Will you quote all of the entries, word for word?

(begin)

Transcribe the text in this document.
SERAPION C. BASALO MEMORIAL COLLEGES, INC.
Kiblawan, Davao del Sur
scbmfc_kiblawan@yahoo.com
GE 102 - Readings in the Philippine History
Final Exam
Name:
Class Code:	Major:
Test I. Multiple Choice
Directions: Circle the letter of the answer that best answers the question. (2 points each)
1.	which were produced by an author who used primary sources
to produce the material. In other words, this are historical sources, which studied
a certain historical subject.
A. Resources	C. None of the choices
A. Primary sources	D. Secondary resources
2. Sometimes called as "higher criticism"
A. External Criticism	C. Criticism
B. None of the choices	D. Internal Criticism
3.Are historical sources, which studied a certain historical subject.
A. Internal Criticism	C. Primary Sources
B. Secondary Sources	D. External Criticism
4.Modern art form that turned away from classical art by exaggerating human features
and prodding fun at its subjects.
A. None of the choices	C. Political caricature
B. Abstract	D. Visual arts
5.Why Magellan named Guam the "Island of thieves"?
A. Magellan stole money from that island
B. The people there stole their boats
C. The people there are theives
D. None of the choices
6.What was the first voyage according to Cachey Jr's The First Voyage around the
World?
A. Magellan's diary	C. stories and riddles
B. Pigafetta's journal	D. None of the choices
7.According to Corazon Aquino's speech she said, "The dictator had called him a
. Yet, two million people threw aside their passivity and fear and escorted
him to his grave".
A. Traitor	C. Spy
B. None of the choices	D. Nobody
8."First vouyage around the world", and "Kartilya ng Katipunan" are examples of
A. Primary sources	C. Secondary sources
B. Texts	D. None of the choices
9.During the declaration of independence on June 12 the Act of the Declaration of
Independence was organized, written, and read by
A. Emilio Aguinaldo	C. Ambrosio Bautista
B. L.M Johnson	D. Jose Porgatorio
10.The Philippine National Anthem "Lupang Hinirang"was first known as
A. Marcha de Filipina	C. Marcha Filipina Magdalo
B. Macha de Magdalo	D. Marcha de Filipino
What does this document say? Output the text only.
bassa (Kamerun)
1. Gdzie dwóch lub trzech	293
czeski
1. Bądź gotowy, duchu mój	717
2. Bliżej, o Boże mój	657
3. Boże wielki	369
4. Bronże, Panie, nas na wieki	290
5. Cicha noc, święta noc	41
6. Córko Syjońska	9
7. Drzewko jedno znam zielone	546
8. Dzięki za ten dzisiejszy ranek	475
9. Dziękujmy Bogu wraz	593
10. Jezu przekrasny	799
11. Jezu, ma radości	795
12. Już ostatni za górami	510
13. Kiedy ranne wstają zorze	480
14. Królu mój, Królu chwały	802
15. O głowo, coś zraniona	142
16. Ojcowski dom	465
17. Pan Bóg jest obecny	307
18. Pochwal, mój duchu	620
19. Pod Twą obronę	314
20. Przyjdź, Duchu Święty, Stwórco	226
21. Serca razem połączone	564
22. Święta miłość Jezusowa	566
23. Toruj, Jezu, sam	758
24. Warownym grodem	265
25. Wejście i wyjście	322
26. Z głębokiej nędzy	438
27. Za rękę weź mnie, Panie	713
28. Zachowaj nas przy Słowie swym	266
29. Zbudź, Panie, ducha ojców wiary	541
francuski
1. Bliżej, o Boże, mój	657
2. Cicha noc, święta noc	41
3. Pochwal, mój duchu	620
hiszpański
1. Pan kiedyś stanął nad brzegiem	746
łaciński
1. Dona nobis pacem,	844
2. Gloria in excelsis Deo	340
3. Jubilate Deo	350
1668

(end)

■ **OUTPUT BELOW**
Transcribe the text in this document.
SERAPION C. BASALO MEMORIAL COLLEGES, INC.
Kiblawan, Davao del Sur
scbmfc_kiblawan@yahoo.com
GE 102 - Readings in the Philippine History
Final Exam
Name:
Class Code:	Major:
Test I. Multiple Choice
Directions: Circle the letter of the answer that best answers the question. (2 points each)
1.	which were produced by an author who used primary sources
to produce the material. In other words, this are historical sources, which studied
a certain historical subject.
A. Resources	C. None of the choices
A. Primary sources	D. Secondary resources
2. Sometimes called as "higher criticism"
A. External Criticism	C. Criticism
B. None of the choices	D. Internal Criticism
3.Are historical sources, which studied a certain historical subject.
A. Internal Criticism	C. Primary Sources
B. Secondary Sources	D. External Criticism
4.Modern art form that turned away from classical art by exaggerating human features
and prodding fun at its subjects.
A. None of the choices	C. Political caricature
B. Abstract	D. Visual arts
5.Why Magellan named Guam the "Island of thieves"?
A. Magellan stole money from that island
B. The people there stole their boats
C. The people there are theives
D. None of the choices
6.What was the first voyage according to Cachey Jr's The First Voyage around the
World?
A. Magellan's diary	C. stories and riddles
B. Pigafetta's journal	D. None of the choices
7.According to Corazon Aquino's speech she said, "The dictator had called him a
. Yet, two million people threw aside their passivity and fear and escorted
him to his grave".
A. Traitor	C. Spy
B. None of the choices	D. Nobody
8."First vouyage around the world", and "Kartilya ng Katipunan" are examples of
A. Primary sources	C. Secondary sources
B. Texts	D. None of the choices
9.During the declaration of independence on June 12 the Act of the Declaration of
Independence was organized, written, and read by
A. Emilio Aguinaldo	C. Ambrosio Bautista
B. L.M Johnson	D. Jose Porgatorio
10.The Philippine National Anthem "Lupang Hinirang"was first known as
A. Marcha de Filipina	C. Marcha Filipina Magdalo
B. Macha de Magdalo	D. Marcha de Filipino
What does this document say? Output the text only.
bassa (Kamerun)
1. Gdzie dwóch lub trzech	293
czeski
1. Bądź gotowy, duchu mój	717
2. Bliżej, o Boże mój	657
3. Boże wielki	369
4. Bronże, Panie, nas na wieki	290
5. Cicha noc, święta noc	41
6. Córko Syjońska	9
7. Drzewko jedno znam zielone	546
8. Dzięki za ten dzisiejszy ranek	475
9. Dziękujmy Bogu wraz	593
10. Jezu przekrasny	799
11. Jezu, ma radości	795
12. Już ostatni za górami	510
13. Kiedy ranne wstają zorze	480
14. Królu mój, Królu chwały	802
15. O głowo, coś zraniona	142
16. Ojcowski dom	465
17. Pan Bóg jest obecny	307
18. Pochwal, mój duchu	620
19. Pod Twą obronę	314
20. Przyjdź, Duchu Święty, Stwórco	226
21. Serca razem połączone	564
22. Święta miłość Jezusowa	566
23. Toruj, Jezu, sam	758
24. Warownym grodem	265
25. Wejście i wyjście	322
26. Z głębokiej nędzy	438
27. Za rękę weź mnie, Panie	713
28. Zachowaj nas przy Słowie swym	266
29. Zbudź, Panie, ducha ojców wiary	541
francuski
1. Bliżej, o Boże, mój	657
2. Cicha noc, święta noc	41
3. Pochwal, mój duchu	620
hiszpański
1. Pan kiedyś stanął nad brzegiem	746
łaciński
1. Dona nobis pacem,	844
2. Gloria in excelsis Deo	340
3. Jubilate Deo	350
1668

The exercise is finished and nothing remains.